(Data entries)
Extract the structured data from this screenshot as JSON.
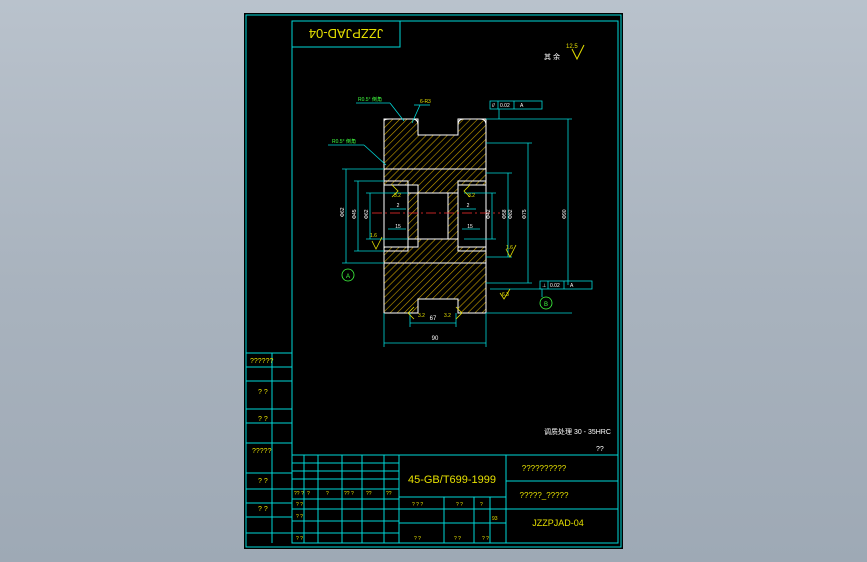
{
  "drawing": {
    "number_mirrored": "JZZPJAD-04",
    "number": "JZZPJAD-04",
    "material": "45-GB/T699-1999",
    "part_name": "??????????",
    "spec": "?????_?????",
    "heat_treatment": "调质处理 30 - 35HRC",
    "tech_req_mark": "其 余",
    "surface_other": "12.5"
  },
  "left_strip": {
    "labels": [
      "??????",
      "? ?",
      "? ?",
      "?????",
      "? ?",
      "? ?"
    ]
  },
  "title_block": {
    "rows": {
      "r1": [
        "?? ?",
        "?",
        "?",
        "?? ?",
        "??",
        "??"
      ],
      "r2": [
        "? ?",
        "",
        "",
        "? ? ?",
        "? ?",
        "?"
      ],
      "r3": [
        "? ?",
        "",
        "",
        "",
        "",
        "93"
      ],
      "r4": [
        "? ?",
        "",
        "",
        "? ?",
        "? ?",
        "? ?"
      ]
    },
    "weight_col": "??"
  },
  "annotations": {
    "chamfer_1": "R0.5° 倒角",
    "chamfer_2": "R0.5° 倒角",
    "chamfer_size": "6-R3",
    "datum_a": "A",
    "datum_b": "B",
    "tol_top": [
      "//",
      "0.02",
      "A"
    ],
    "tol_bottom": [
      "⊥",
      "0.02",
      "A"
    ],
    "rough_1": "3.2",
    "rough_2": "3.2",
    "rough_3": "1.6",
    "rough_4": "1.6",
    "rough_5": "3.2",
    "rough_6": "3.2",
    "rough_7": "6.3",
    "dim_width": "90",
    "dim_hub": "67",
    "dim_15a": "15",
    "dim_15b": "15",
    "dim_2a": "2",
    "dim_2b": "2",
    "dim_d1": "Φ62",
    "dim_d2": "Φ45",
    "dim_d3": "Φ62",
    "dim_d4": "Φ58",
    "dim_d5": "Φ75",
    "dim_d6": "Φ90",
    "dim_d7": "Φ42",
    "dim_d8": "Φ82"
  },
  "colors": {
    "frame": "#00d8d8",
    "line": "#ffffff",
    "hatch": "#c8a000",
    "text_yellow": "#e6e000",
    "text_green": "#40ff40",
    "center": "#ff3030"
  }
}
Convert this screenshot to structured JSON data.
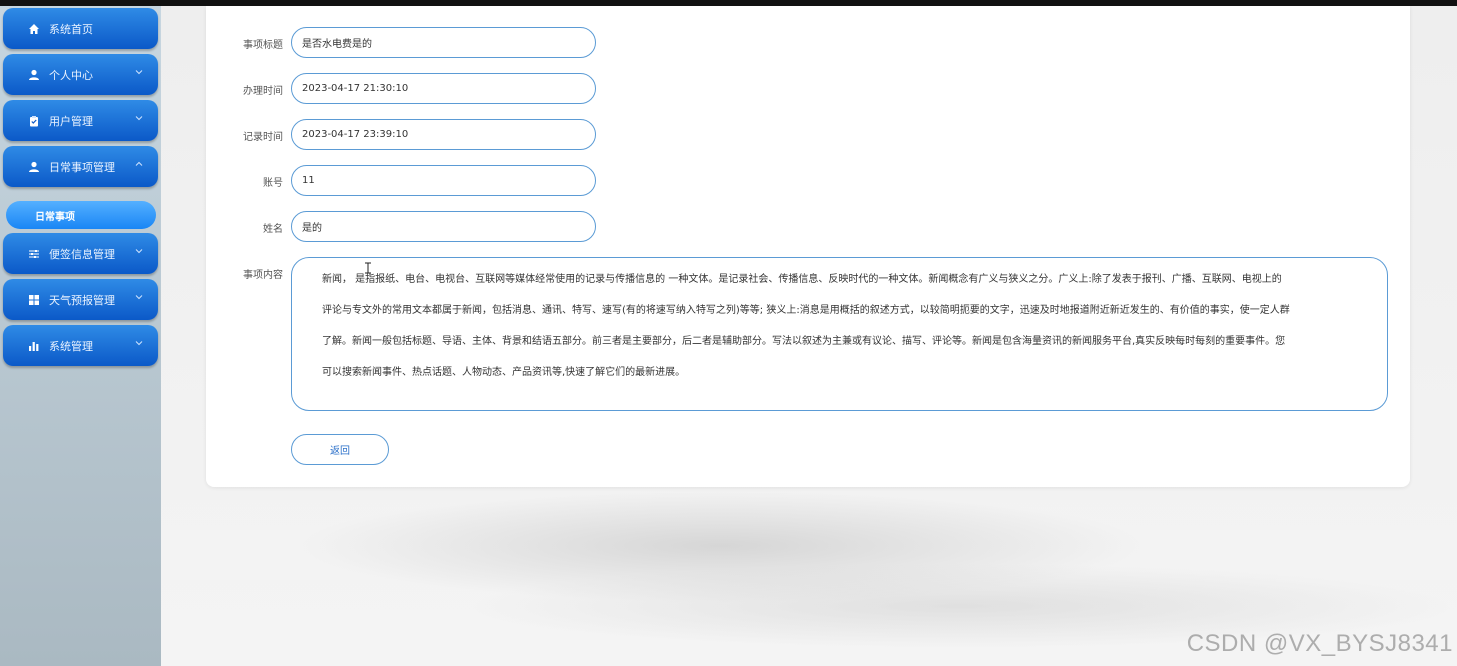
{
  "sidebar": {
    "items": [
      {
        "label": "系统首页",
        "icon": "home-icon",
        "expandable": false
      },
      {
        "label": "个人中心",
        "icon": "user-icon",
        "expandable": true
      },
      {
        "label": "用户管理",
        "icon": "clipboard-icon",
        "expandable": true
      },
      {
        "label": "日常事项管理",
        "icon": "user-icon",
        "expandable": true,
        "expanded": true
      },
      {
        "label": "便签信息管理",
        "icon": "sliders-icon",
        "expandable": true
      },
      {
        "label": "天气预报管理",
        "icon": "grid-icon",
        "expandable": true
      },
      {
        "label": "系统管理",
        "icon": "bar-chart-icon",
        "expandable": true
      }
    ],
    "active_sub_item": "日常事项"
  },
  "form": {
    "title_label": "事项标题",
    "title_value": "是否水电费是的",
    "handle_time_label": "办理时间",
    "handle_time_value": "2023-04-17 21:30:10",
    "record_time_label": "记录时间",
    "record_time_value": "2023-04-17 23:39:10",
    "account_label": "账号",
    "account_value": "11",
    "name_label": "姓名",
    "name_value": "是的",
    "content_label": "事项内容",
    "content_lines": [
      "新闻， 是指报纸、电台、电视台、互联网等媒体经常使用的记录与传播信息的 一种文体。是记录社会、传播信息、反映时代的一种文体。新闻概念有广义与狭义之分。广义上:除了发表于报刊、广播、互联网、电视上的",
      "评论与专文外的常用文本都属于新闻，包括消息、通讯、特写、速写(有的将速写纳入特写之列)等等; 狭义上:消息是用概括的叙述方式，以较简明扼要的文字，迅速及时地报道附近新近发生的、有价值的事实，使一定人群",
      "了解。新闻一般包括标题、导语、主体、背景和结语五部分。前三者是主要部分，后二者是辅助部分。写法以叙述为主兼或有议论、描写、评论等。新闻是包含海量资讯的新闻服务平台,真实反映每时每刻的重要事件。您",
      "可以搜索新闻事件、热点话题、人物动态、产品资讯等,快速了解它们的最新进展。"
    ],
    "back_label": "返回"
  },
  "watermark": "CSDN @VX_BYSJ8341",
  "colors": {
    "menu_blue": "#0b59c8",
    "submenu_blue": "#1a86f5",
    "field_border": "#5b9bd5"
  }
}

*Work to complete*: Quote each record exactly as it stands, minus the pictures.

*Response to the task*:
Extract the structured data from this screenshot as JSON.
{
  "drawing": {
    "number_mirrored": "JZZPJAD-04",
    "number": "JZZPJAD-04",
    "material": "45-GB/T699-1999",
    "part_name": "??????????",
    "spec": "?????_?????",
    "heat_treatment": "调质处理 30 - 35HRC",
    "tech_req_mark": "其 余",
    "surface_other": "12.5"
  },
  "left_strip": {
    "labels": [
      "??????",
      "? ?",
      "? ?",
      "?????",
      "? ?",
      "? ?"
    ]
  },
  "title_block": {
    "rows": {
      "r1": [
        "?? ?",
        "?",
        "?",
        "?? ?",
        "??",
        "??"
      ],
      "r2": [
        "? ?",
        "",
        "",
        "? ? ?",
        "? ?",
        "?"
      ],
      "r3": [
        "? ?",
        "",
        "",
        "",
        "",
        "93"
      ],
      "r4": [
        "? ?",
        "",
        "",
        "? ?",
        "? ?",
        "? ?"
      ]
    },
    "weight_col": "??"
  },
  "annotations": {
    "chamfer_1": "R0.5° 倒角",
    "chamfer_2": "R0.5° 倒角",
    "chamfer_size": "6-R3",
    "datum_a": "A",
    "datum_b": "B",
    "tol_top": [
      "//",
      "0.02",
      "A"
    ],
    "tol_bottom": [
      "⊥",
      "0.02",
      "A"
    ],
    "rough_1": "3.2",
    "rough_2": "3.2",
    "rough_3": "1.6",
    "rough_4": "1.6",
    "rough_5": "3.2",
    "rough_6": "3.2",
    "rough_7": "6.3",
    "dim_width": "90",
    "dim_hub": "67",
    "dim_15a": "15",
    "dim_15b": "15",
    "dim_2a": "2",
    "dim_2b": "2",
    "dim_d1": "Φ62",
    "dim_d2": "Φ45",
    "dim_d3": "Φ62",
    "dim_d4": "Φ58",
    "dim_d5": "Φ75",
    "dim_d6": "Φ90",
    "dim_d7": "Φ42",
    "dim_d8": "Φ82"
  },
  "colors": {
    "frame": "#00d8d8",
    "line": "#ffffff",
    "hatch": "#c8a000",
    "text_yellow": "#e6e000",
    "text_green": "#40ff40",
    "center": "#ff3030"
  }
}
Convert this screenshot to structured JSON data.
{
  "sidebar": {
    "items": [
      {
        "label": "系统首页",
        "icon": "home-icon",
        "expandable": false
      },
      {
        "label": "个人中心",
        "icon": "user-icon",
        "expandable": true
      },
      {
        "label": "用户管理",
        "icon": "clipboard-icon",
        "expandable": true
      },
      {
        "label": "日常事项管理",
        "icon": "user-icon",
        "expandable": true,
        "expanded": true
      },
      {
        "label": "便签信息管理",
        "icon": "sliders-icon",
        "expandable": true
      },
      {
        "label": "天气预报管理",
        "icon": "grid-icon",
        "expandable": true
      },
      {
        "label": "系统管理",
        "icon": "bar-chart-icon",
        "expandable": true
      }
    ],
    "active_sub_item": "日常事项"
  },
  "form": {
    "title_label": "事项标题",
    "title_value": "是否水电费是的",
    "handle_time_label": "办理时间",
    "handle_time_value": "2023-04-17 21:30:10",
    "record_time_label": "记录时间",
    "record_time_value": "2023-04-17 23:39:10",
    "account_label": "账号",
    "account_value": "11",
    "name_label": "姓名",
    "name_value": "是的",
    "content_label": "事项内容",
    "content_lines": [
      "新闻， 是指报纸、电台、电视台、互联网等媒体经常使用的记录与传播信息的 一种文体。是记录社会、传播信息、反映时代的一种文体。新闻概念有广义与狭义之分。广义上:除了发表于报刊、广播、互联网、电视上的",
      "评论与专文外的常用文本都属于新闻，包括消息、通讯、特写、速写(有的将速写纳入特写之列)等等; 狭义上:消息是用概括的叙述方式，以较简明扼要的文字，迅速及时地报道附近新近发生的、有价值的事实，使一定人群",
      "了解。新闻一般包括标题、导语、主体、背景和结语五部分。前三者是主要部分，后二者是辅助部分。写法以叙述为主兼或有议论、描写、评论等。新闻是包含海量资讯的新闻服务平台,真实反映每时每刻的重要事件。您",
      "可以搜索新闻事件、热点话题、人物动态、产品资讯等,快速了解它们的最新进展。"
    ],
    "back_label": "返回"
  },
  "watermark": "CSDN @VX_BYSJ8341",
  "colors": {
    "menu_blue": "#0b59c8",
    "submenu_blue": "#1a86f5",
    "field_border": "#5b9bd5"
  }
}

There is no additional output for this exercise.